**Objective**
Count lines with "Thomas" in them. Report only the total.

**Supplied material**
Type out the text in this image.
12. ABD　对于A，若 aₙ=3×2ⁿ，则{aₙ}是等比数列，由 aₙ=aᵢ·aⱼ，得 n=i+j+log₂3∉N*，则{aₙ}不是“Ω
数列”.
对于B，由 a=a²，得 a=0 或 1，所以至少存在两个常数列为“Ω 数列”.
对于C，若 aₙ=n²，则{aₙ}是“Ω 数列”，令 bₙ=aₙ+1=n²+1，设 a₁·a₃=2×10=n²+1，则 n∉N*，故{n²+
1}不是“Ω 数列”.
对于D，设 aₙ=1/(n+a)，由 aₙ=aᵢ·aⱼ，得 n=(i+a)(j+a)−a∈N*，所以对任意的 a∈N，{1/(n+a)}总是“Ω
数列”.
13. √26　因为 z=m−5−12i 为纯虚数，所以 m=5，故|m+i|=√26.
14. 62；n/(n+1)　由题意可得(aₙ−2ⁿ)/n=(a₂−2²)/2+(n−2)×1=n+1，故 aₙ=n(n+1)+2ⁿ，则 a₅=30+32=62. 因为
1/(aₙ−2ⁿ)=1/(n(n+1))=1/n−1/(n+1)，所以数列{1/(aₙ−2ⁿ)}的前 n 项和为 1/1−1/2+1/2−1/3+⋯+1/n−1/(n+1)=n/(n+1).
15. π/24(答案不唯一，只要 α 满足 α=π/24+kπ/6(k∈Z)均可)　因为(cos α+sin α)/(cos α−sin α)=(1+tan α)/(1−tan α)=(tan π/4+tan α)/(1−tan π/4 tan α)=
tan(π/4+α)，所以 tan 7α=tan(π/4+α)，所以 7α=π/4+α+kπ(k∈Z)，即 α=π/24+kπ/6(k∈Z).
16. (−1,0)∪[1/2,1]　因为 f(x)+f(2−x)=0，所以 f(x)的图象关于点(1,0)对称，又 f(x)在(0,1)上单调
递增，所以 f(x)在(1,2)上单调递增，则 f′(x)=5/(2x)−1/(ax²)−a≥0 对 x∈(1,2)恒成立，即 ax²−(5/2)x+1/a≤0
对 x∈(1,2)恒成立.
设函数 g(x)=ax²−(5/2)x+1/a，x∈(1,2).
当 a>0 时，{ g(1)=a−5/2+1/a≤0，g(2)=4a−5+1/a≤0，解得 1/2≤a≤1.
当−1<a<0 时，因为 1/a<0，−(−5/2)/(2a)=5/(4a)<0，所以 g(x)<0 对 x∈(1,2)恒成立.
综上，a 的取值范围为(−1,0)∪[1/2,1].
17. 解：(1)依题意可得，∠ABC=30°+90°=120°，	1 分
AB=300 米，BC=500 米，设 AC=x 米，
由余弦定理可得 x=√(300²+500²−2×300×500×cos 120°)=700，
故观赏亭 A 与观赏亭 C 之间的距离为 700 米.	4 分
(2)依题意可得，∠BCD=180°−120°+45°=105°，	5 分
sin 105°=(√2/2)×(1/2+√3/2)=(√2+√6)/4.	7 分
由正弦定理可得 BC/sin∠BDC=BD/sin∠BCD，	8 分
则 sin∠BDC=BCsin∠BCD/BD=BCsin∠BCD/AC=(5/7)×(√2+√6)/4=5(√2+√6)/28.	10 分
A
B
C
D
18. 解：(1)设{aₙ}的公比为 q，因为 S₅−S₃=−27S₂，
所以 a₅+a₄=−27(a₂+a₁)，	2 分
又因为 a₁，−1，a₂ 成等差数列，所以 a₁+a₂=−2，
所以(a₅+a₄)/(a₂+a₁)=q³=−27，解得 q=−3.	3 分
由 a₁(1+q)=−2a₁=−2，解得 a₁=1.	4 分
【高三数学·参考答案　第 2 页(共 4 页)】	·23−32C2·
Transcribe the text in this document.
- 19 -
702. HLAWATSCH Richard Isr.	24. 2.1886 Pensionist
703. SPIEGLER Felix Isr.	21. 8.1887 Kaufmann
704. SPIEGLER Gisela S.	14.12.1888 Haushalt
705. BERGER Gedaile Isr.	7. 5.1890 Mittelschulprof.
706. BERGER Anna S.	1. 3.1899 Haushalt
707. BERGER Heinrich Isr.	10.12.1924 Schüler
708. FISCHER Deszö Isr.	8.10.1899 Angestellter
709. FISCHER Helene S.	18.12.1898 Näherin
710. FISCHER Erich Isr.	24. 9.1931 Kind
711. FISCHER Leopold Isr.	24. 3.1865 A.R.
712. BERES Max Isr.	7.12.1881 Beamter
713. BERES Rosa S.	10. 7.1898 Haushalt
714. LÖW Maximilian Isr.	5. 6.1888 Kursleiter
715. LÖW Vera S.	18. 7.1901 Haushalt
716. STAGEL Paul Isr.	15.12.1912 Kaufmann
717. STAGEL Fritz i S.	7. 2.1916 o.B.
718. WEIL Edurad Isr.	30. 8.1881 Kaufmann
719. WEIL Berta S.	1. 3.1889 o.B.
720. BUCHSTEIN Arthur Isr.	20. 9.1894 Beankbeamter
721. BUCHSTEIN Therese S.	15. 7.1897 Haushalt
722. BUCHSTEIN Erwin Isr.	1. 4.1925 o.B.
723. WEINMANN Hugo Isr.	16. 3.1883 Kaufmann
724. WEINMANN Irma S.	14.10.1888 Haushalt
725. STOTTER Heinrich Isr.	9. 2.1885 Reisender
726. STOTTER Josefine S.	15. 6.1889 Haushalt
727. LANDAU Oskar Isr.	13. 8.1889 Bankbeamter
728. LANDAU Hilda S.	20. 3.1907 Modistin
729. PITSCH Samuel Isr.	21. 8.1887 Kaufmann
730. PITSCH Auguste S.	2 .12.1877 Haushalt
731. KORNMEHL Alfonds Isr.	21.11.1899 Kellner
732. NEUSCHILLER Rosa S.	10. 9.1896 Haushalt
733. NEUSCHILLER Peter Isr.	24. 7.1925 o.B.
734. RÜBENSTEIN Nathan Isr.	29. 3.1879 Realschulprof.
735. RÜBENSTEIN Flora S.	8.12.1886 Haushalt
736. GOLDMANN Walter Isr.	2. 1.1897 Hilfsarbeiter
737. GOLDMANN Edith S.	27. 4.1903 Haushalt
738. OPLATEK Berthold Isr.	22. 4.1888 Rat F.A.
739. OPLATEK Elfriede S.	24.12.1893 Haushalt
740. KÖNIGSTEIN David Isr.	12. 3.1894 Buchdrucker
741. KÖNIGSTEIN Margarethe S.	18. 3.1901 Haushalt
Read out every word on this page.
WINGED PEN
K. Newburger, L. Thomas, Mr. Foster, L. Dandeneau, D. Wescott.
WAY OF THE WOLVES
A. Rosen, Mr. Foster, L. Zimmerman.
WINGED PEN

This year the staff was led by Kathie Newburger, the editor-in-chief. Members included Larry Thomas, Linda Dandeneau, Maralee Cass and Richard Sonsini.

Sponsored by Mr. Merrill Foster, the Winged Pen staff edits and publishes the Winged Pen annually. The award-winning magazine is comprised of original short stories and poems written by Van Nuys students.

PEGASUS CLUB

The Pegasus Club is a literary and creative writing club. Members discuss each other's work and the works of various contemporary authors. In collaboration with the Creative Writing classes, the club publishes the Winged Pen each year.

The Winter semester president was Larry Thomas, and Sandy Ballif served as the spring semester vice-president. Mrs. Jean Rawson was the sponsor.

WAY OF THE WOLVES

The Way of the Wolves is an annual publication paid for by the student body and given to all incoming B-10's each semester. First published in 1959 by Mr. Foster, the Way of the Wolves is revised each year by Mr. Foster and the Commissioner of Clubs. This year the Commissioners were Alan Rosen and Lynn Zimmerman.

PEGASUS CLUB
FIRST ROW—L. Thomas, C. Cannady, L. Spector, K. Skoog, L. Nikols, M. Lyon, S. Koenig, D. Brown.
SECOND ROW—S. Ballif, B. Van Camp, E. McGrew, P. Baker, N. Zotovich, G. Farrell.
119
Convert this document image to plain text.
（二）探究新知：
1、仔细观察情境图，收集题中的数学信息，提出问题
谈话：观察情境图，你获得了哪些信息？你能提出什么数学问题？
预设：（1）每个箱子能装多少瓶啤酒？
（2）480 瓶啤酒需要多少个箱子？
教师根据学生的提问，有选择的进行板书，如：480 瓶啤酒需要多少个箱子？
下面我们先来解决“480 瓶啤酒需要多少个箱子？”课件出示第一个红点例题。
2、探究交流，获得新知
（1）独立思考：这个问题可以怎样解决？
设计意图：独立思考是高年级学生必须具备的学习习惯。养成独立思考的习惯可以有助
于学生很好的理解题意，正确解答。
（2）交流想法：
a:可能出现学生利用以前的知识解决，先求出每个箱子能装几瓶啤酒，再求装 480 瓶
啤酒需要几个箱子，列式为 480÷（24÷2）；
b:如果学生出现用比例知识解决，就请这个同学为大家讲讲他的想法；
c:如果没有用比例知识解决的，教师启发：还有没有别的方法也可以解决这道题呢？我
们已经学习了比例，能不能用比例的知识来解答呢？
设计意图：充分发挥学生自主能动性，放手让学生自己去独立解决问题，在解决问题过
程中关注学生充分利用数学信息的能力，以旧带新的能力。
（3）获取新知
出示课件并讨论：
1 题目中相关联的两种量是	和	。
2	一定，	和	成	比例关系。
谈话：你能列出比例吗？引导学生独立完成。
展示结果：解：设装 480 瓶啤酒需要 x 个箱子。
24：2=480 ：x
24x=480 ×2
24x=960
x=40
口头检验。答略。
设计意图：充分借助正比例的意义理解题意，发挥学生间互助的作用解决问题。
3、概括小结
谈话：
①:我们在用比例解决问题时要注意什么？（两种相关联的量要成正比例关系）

**Full output**
4